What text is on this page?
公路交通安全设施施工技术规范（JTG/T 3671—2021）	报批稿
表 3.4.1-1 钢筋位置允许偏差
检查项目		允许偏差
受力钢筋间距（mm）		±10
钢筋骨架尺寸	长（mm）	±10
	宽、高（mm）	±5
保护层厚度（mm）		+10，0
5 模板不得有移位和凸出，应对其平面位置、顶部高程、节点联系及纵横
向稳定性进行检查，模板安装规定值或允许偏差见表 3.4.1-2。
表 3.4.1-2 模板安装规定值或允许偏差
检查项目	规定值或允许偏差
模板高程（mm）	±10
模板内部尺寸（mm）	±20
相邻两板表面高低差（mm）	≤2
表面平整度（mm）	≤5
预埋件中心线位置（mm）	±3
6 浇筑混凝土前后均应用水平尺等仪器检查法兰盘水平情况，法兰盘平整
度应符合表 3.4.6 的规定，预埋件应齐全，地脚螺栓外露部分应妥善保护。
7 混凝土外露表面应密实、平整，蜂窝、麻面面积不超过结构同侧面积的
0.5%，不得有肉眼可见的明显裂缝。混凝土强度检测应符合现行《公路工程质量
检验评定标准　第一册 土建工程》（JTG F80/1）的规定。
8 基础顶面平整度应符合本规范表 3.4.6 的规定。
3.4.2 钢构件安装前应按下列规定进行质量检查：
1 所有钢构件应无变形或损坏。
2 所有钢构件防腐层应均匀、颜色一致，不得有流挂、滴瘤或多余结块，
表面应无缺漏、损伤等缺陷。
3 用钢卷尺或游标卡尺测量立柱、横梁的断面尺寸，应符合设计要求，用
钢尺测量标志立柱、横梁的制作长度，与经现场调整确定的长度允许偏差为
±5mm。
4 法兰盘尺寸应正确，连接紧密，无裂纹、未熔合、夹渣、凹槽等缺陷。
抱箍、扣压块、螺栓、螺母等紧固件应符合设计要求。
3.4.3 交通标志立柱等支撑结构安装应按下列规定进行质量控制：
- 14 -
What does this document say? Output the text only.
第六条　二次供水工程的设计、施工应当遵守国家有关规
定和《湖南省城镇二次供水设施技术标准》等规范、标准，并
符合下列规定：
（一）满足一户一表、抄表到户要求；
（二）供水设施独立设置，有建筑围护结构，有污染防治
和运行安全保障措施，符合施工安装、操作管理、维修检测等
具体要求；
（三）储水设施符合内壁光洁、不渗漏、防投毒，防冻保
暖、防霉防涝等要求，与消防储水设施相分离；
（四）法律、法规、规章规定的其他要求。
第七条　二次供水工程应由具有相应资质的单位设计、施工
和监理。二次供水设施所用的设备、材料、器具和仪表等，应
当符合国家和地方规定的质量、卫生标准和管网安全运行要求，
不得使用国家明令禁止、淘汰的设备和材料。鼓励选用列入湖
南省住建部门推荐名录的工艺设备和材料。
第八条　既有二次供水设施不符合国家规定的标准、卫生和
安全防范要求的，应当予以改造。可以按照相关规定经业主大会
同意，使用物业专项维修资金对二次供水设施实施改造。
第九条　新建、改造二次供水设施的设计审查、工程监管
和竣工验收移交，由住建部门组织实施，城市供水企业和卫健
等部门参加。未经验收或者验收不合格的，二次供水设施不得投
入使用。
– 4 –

========================================

- _Problem details_:
Using the entries above, tally how many lines have the word "What" in them; write the number and nothing more.

- _Solution for this problem_:
2